#### WHAT YOU WILL DO:
Skip the images and return the records below exactly.

#### LISTED RECORDS:
# # # # #
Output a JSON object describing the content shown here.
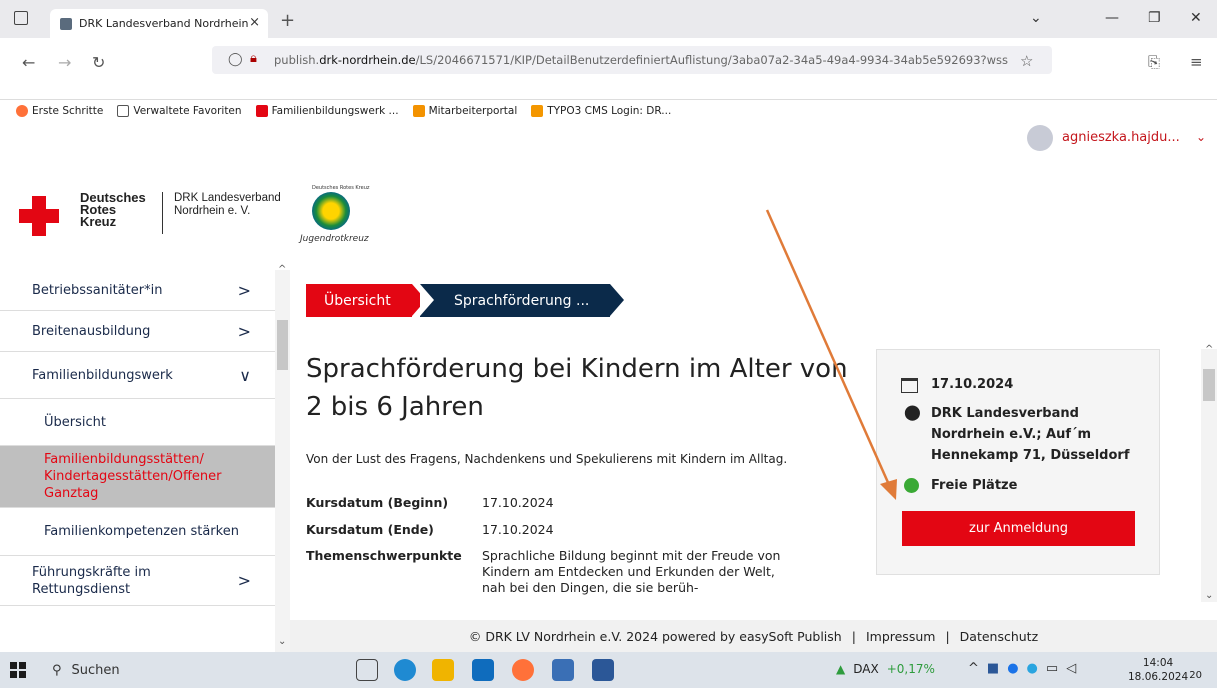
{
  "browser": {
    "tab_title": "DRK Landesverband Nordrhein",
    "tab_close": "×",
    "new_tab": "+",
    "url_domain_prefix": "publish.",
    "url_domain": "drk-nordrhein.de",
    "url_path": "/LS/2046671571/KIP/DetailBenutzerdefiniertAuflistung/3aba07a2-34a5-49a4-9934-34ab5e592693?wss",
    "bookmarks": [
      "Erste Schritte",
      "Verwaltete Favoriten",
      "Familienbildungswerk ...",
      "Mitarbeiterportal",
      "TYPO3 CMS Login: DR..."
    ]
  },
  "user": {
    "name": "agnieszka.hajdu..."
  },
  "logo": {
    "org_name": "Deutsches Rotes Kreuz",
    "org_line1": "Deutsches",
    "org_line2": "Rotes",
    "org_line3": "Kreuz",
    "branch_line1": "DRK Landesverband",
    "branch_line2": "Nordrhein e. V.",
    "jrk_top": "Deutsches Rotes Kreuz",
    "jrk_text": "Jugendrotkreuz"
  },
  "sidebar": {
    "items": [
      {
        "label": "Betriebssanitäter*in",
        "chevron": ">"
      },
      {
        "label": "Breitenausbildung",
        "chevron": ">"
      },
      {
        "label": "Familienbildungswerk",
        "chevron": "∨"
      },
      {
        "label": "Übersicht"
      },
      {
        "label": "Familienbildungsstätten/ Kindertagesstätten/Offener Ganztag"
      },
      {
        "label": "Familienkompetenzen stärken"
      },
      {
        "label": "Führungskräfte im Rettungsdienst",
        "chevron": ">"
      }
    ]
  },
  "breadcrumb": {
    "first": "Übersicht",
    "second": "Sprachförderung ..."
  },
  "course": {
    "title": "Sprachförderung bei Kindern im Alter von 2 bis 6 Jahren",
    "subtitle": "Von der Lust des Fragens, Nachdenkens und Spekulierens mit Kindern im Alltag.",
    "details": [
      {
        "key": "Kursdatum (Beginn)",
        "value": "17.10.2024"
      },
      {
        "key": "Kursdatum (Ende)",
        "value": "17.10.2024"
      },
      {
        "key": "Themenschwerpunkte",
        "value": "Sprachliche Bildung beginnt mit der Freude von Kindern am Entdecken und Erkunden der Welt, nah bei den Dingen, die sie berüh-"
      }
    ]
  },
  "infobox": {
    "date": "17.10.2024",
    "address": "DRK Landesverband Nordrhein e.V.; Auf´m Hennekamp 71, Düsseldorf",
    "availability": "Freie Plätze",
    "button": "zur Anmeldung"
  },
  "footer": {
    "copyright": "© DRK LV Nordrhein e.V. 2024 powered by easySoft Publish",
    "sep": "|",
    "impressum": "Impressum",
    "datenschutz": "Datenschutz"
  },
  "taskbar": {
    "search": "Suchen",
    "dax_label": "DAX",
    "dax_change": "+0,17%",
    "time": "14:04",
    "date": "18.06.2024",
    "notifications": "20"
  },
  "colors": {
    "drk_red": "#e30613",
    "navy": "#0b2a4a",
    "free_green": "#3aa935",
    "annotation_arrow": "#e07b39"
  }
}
# # # # #
#### FULL OUTPUT:
Output a JSON object describing the content shown here.
{
  "browser": {
    "tab_title": "DRK Landesverband Nordrhein",
    "tab_close": "×",
    "new_tab": "+",
    "url_domain_prefix": "publish.",
    "url_domain": "drk-nordrhein.de",
    "url_path": "/LS/2046671571/KIP/DetailBenutzerdefiniertAuflistung/3aba07a2-34a5-49a4-9934-34ab5e592693?wss",
    "bookmarks": [
      "Erste Schritte",
      "Verwaltete Favoriten",
      "Familienbildungswerk ...",
      "Mitarbeiterportal",
      "TYPO3 CMS Login: DR..."
    ]
  },
  "user": {
    "name": "agnieszka.hajdu..."
  },
  "logo": {
    "org_name": "Deutsches Rotes Kreuz",
    "org_line1": "Deutsches",
    "org_line2": "Rotes",
    "org_line3": "Kreuz",
    "branch_line1": "DRK Landesverband",
    "branch_line2": "Nordrhein e. V.",
    "jrk_top": "Deutsches Rotes Kreuz",
    "jrk_text": "Jugendrotkreuz"
  },
  "sidebar": {
    "items": [
      {
        "label": "Betriebssanitäter*in",
        "chevron": ">"
      },
      {
        "label": "Breitenausbildung",
        "chevron": ">"
      },
      {
        "label": "Familienbildungswerk",
        "chevron": "∨"
      },
      {
        "label": "Übersicht"
      },
      {
        "label": "Familienbildungsstätten/ Kindertagesstätten/Offener Ganztag"
      },
      {
        "label": "Familienkompetenzen stärken"
      },
      {
        "label": "Führungskräfte im Rettungsdienst",
        "chevron": ">"
      }
    ]
  },
  "breadcrumb": {
    "first": "Übersicht",
    "second": "Sprachförderung ..."
  },
  "course": {
    "title": "Sprachförderung bei Kindern im Alter von 2 bis 6 Jahren",
    "subtitle": "Von der Lust des Fragens, Nachdenkens und Spekulierens mit Kindern im Alltag.",
    "details": [
      {
        "key": "Kursdatum (Beginn)",
        "value": "17.10.2024"
      },
      {
        "key": "Kursdatum (Ende)",
        "value": "17.10.2024"
      },
      {
        "key": "Themenschwerpunkte",
        "value": "Sprachliche Bildung beginnt mit der Freude von Kindern am Entdecken und Erkunden der Welt, nah bei den Dingen, die sie berüh-"
      }
    ]
  },
  "infobox": {
    "date": "17.10.2024",
    "address": "DRK Landesverband Nordrhein e.V.; Auf´m Hennekamp 71, Düsseldorf",
    "availability": "Freie Plätze",
    "button": "zur Anmeldung"
  },
  "footer": {
    "copyright": "© DRK LV Nordrhein e.V. 2024 powered by easySoft Publish",
    "sep": "|",
    "impressum": "Impressum",
    "datenschutz": "Datenschutz"
  },
  "taskbar": {
    "search": "Suchen",
    "dax_label": "DAX",
    "dax_change": "+0,17%",
    "time": "14:04",
    "date": "18.06.2024",
    "notifications": "20"
  },
  "colors": {
    "drk_red": "#e30613",
    "navy": "#0b2a4a",
    "free_green": "#3aa935",
    "annotation_arrow": "#e07b39"
  }
}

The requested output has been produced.